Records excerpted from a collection
──────────────────────────────

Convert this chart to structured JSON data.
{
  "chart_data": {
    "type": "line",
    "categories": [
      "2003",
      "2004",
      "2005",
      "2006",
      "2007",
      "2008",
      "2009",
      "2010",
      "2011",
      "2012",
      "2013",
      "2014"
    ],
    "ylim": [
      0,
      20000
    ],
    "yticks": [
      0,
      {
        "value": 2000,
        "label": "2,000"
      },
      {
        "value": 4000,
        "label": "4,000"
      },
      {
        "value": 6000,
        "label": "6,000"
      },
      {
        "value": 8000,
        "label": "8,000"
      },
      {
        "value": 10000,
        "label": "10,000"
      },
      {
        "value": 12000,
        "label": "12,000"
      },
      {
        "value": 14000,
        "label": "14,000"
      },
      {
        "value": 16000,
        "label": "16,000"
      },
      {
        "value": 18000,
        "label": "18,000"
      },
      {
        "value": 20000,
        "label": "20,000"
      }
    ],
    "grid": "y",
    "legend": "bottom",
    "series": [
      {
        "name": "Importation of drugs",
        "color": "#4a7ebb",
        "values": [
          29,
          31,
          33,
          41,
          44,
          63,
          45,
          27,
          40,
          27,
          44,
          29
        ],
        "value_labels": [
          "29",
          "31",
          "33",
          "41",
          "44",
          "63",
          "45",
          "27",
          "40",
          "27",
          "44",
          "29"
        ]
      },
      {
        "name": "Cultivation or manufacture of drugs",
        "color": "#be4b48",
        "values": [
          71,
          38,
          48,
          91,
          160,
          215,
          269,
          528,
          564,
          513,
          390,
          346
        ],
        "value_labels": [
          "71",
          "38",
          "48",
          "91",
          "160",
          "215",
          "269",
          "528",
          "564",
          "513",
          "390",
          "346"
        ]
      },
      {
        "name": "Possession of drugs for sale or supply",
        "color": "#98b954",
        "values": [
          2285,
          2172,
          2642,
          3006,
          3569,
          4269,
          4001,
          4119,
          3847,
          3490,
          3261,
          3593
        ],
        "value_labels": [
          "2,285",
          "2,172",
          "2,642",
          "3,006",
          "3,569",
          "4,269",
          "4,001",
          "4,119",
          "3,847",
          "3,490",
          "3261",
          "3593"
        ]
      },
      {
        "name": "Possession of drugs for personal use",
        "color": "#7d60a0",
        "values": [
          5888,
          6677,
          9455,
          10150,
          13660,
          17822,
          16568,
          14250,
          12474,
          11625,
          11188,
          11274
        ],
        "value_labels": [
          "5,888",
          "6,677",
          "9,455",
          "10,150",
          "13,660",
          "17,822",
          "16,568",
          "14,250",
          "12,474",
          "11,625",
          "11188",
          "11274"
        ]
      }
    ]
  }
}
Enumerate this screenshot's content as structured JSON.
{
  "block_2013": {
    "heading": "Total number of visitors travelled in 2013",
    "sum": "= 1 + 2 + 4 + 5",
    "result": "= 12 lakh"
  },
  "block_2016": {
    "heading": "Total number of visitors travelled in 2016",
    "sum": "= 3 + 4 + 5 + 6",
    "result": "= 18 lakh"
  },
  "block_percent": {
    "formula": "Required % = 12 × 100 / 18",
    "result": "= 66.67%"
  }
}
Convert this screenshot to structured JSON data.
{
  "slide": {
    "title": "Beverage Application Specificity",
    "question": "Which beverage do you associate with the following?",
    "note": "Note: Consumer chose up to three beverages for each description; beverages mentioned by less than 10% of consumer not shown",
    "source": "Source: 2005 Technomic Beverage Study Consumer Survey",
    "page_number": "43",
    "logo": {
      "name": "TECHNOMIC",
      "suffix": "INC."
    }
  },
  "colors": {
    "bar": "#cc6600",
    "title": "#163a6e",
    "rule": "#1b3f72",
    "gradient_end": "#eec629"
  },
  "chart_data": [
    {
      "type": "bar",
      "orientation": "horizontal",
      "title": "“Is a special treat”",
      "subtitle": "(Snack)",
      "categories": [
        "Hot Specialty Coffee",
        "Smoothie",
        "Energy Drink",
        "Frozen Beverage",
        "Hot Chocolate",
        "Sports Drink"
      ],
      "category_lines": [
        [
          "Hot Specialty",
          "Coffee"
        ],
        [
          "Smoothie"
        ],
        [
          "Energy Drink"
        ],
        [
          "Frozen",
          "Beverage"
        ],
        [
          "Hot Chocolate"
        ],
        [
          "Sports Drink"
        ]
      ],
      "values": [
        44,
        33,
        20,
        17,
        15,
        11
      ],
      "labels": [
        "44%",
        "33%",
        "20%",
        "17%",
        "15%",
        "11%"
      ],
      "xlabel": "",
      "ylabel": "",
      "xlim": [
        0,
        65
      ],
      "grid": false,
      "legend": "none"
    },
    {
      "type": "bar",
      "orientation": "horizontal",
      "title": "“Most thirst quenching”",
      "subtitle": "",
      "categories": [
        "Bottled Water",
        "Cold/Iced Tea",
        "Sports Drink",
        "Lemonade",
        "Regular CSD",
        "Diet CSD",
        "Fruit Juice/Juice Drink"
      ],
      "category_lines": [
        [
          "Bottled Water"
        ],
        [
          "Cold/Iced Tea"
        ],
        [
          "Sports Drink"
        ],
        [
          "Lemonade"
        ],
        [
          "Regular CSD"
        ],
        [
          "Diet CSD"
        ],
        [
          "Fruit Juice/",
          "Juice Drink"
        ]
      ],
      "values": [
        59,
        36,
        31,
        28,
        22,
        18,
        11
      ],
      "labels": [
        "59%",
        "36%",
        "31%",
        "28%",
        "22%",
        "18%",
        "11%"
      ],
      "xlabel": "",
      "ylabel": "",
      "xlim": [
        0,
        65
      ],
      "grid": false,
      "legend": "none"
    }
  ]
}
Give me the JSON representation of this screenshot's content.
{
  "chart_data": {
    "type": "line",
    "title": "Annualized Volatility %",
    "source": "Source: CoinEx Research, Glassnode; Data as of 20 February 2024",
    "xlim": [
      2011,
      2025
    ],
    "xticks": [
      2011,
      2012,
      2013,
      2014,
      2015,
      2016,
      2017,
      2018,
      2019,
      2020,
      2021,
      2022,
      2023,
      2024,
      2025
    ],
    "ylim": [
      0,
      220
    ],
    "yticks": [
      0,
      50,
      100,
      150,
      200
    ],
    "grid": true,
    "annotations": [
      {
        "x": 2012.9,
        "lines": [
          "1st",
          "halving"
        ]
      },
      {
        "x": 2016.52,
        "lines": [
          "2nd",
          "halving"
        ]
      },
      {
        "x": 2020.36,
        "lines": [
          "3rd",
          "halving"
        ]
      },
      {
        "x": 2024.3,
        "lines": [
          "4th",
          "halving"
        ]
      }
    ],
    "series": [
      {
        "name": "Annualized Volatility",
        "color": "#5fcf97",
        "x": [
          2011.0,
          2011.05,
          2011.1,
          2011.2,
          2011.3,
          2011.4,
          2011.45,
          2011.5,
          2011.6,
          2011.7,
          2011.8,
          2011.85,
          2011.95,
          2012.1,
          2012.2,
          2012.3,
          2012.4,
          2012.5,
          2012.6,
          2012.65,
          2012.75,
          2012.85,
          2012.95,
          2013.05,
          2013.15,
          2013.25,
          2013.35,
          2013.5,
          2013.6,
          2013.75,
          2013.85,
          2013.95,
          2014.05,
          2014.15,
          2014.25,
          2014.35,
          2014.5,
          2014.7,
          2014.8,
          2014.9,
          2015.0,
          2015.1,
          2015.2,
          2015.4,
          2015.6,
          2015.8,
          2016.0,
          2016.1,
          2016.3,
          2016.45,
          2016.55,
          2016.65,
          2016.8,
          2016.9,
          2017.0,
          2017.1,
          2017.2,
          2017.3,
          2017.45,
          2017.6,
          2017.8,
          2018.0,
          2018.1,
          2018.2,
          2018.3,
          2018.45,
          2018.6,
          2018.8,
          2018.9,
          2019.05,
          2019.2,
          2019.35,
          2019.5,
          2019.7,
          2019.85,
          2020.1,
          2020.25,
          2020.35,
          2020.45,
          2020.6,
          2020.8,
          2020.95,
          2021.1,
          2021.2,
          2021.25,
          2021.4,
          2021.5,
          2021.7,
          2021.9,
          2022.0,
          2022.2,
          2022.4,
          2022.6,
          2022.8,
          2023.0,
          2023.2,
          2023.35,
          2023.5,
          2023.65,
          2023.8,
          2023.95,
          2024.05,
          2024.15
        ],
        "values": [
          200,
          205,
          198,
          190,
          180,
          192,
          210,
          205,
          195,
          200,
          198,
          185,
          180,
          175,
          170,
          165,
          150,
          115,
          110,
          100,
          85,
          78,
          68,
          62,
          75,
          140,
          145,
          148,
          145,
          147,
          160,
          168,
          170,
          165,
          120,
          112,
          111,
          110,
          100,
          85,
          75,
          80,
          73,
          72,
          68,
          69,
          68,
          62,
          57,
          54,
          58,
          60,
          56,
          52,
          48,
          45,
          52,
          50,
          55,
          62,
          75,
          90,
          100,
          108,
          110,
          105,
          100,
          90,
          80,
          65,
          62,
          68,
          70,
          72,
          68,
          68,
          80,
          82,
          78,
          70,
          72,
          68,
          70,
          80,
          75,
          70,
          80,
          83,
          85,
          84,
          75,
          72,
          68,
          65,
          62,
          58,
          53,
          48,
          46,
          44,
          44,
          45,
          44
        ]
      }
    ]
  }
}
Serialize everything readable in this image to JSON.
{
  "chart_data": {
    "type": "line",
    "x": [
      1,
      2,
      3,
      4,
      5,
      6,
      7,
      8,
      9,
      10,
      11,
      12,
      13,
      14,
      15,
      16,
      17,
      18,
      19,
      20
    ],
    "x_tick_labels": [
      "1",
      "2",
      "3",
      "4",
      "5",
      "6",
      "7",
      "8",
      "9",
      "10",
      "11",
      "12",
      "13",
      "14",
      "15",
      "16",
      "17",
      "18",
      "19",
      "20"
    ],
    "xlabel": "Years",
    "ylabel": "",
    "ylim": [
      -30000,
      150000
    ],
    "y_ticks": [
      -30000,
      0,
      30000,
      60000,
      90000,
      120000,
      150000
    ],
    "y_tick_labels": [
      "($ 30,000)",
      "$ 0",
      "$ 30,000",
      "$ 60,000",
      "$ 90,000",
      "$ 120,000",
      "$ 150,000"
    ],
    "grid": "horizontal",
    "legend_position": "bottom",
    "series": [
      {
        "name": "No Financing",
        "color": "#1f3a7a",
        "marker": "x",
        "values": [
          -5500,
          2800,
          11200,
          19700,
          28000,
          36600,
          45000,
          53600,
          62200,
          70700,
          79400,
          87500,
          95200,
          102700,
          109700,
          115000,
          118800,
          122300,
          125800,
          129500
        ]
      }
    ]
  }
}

──────────────────────────────

*WRITTEN PROBLEM:* In the entries above, identify every line with the word "content". Copy those lines.

*THE COMPLETED TASK:*
Enumerate this screenshot's content as structured JSON.
Give me the JSON representation of this screenshot's content.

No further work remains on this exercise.